═════ Task data
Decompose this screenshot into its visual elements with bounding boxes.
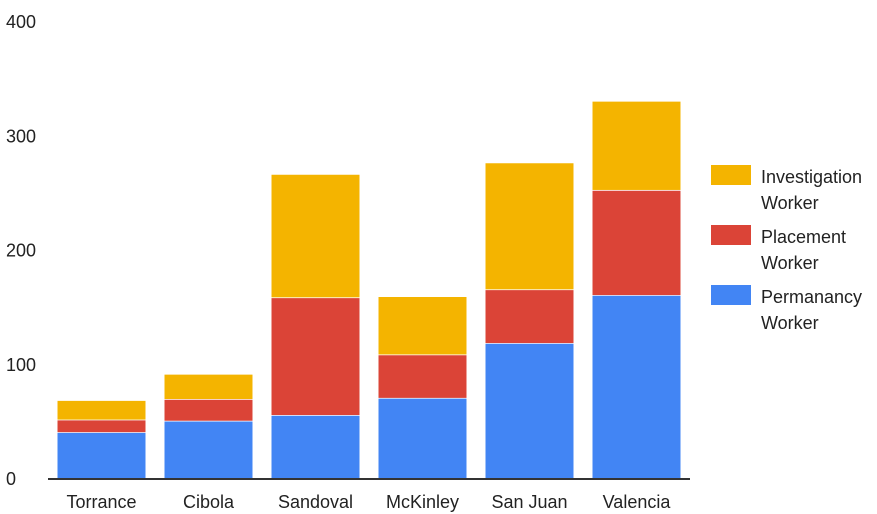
bars — [57, 100, 681, 479]
bar-segment — [164, 399, 253, 421]
y-tick-label: 300 — [6, 126, 36, 146]
x-axis-ticks: Torrance Cibola Sandoval McKinley San Juan Va… — [66, 492, 671, 512]
legend-swatch — [711, 285, 751, 305]
y-tick-label: 400 — [6, 12, 36, 32]
bar-segment — [485, 289, 574, 344]
y-tick-label: 100 — [6, 355, 36, 375]
legend-swatch — [711, 225, 751, 245]
bar-segment — [271, 173, 360, 298]
legend-item: Investigation Worker — [711, 165, 862, 213]
legend-swatch — [711, 165, 751, 185]
legend-item: Placement Worker — [711, 225, 846, 273]
x-tick-label: Torrance — [66, 492, 136, 512]
x-tick-label: Sandoval — [278, 492, 353, 512]
bar-segment — [164, 373, 253, 400]
legend: Investigation Worker Placement Worker Perman… — [711, 165, 862, 333]
bar-segment — [592, 295, 681, 479]
bar-segment — [592, 100, 681, 190]
y-tick-label: 0 — [6, 469, 16, 489]
bar-segment — [378, 354, 467, 398]
bar-segment — [378, 397, 467, 479]
bar-segment — [57, 400, 146, 420]
legend-label: Investigation Worker — [761, 167, 862, 213]
x-tick-label: McKinley — [386, 492, 459, 512]
bar-segment — [57, 419, 146, 433]
bar-segment — [57, 432, 146, 479]
bar-segment — [485, 343, 574, 479]
bar-segment — [485, 162, 574, 290]
x-tick-label: Valencia — [603, 492, 672, 512]
x-tick-label: Cibola — [183, 492, 235, 512]
y-tick-label: 200 — [6, 241, 36, 261]
bar-segment — [164, 420, 253, 479]
y-axis-ticks: 0 100 200 300 400 — [6, 12, 36, 489]
bar-segment — [592, 189, 681, 296]
x-tick-label: San Juan — [491, 492, 567, 512]
bar-segment — [378, 296, 467, 355]
legend-label: Placement Worker — [761, 227, 846, 273]
bar-segment — [271, 297, 360, 416]
bar-segment — [271, 415, 360, 479]
legend-label: Permanancy Worker — [761, 287, 862, 333]
legend-item: Permanancy Worker — [711, 285, 862, 333]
══════════
Required task: Recast every line of the listing above as a JSON list of strings, one string per line, skipping blank lines and leaving out the picture.

Written response:
[
  "Decompose this screenshot into its visual elements with bounding boxes.",
  "bars — [57, 100, 681, 479]",
  "bar-segment — [164, 399, 253, 421]",
  "y-tick-label: 300 — [6, 126, 36, 146]",
  "x-axis-ticks: Torrance Cibola Sandoval McKinley San Juan Va… — [66, 492, 671, 512]",
  "legend-swatch — [711, 285, 751, 305]",
  "y-tick-label: 400 — [6, 12, 36, 32]",
  "bar-segment — [485, 289, 574, 344]",
  "y-tick-label: 100 — [6, 355, 36, 375]",
  "legend-swatch — [711, 225, 751, 245]",
  "bar-segment — [271, 173, 360, 298]",
  "legend-item: Investigation Worker — [711, 165, 862, 213]",
  "legend-swatch — [711, 165, 751, 185]",
  "legend-item: Placement Worker — [711, 225, 846, 273]",
  "x-tick-label: Torrance — [66, 492, 136, 512]",
  "x-tick-label: Sandoval — [278, 492, 353, 512]",
  "bar-segment — [164, 373, 253, 400]",
  "legend: Investigation Worker Placement Worker Perman… — [711, 165, 862, 333]",
  "bar-segment — [592, 295, 681, 479]",
  "bar-segment — [592, 100, 681, 190]",
  "y-tick-label: 0 — [6, 469, 16, 489]",
  "bar-segment — [378, 354, 467, 398]",
  "bar-segment — [378, 397, 467, 479]",
  "bar-segment — [57, 400, 146, 420]",
  "legend-label: Investigation Worker — [761, 167, 862, 213]",
  "x-tick-label: McKinley — [386, 492, 459, 512]",
  "bar-segment — [57, 419, 146, 433]",
  "bar-segment — [57, 432, 146, 479]",
  "bar-segment — [485, 343, 574, 479]",
  "bar-segment — [485, 162, 574, 290]",
  "x-tick-label: Valencia — [603, 492, 672, 512]",
  "x-tick-label: Cibola — [183, 492, 235, 512]",
  "y-tick-label: 200 — [6, 241, 36, 261]",
  "bar-segment — [164, 420, 253, 479]",
  "y-axis-ticks: 0 100 200 300 400 — [6, 12, 36, 489]",
  "bar-segment — [592, 189, 681, 296]",
  "x-tick-label: San Juan — [491, 492, 567, 512]",
  "bar-segment — [378, 296, 467, 355]",
  "legend-label: Placement Worker — [761, 227, 846, 273]",
  "bar-segment — [271, 297, 360, 416]",
  "bar-segment — [271, 415, 360, 479]",
  "legend-label: Permanancy Worker — [761, 287, 862, 333]",
  "legend-item: Permanancy Worker — [711, 285, 862, 333]"
]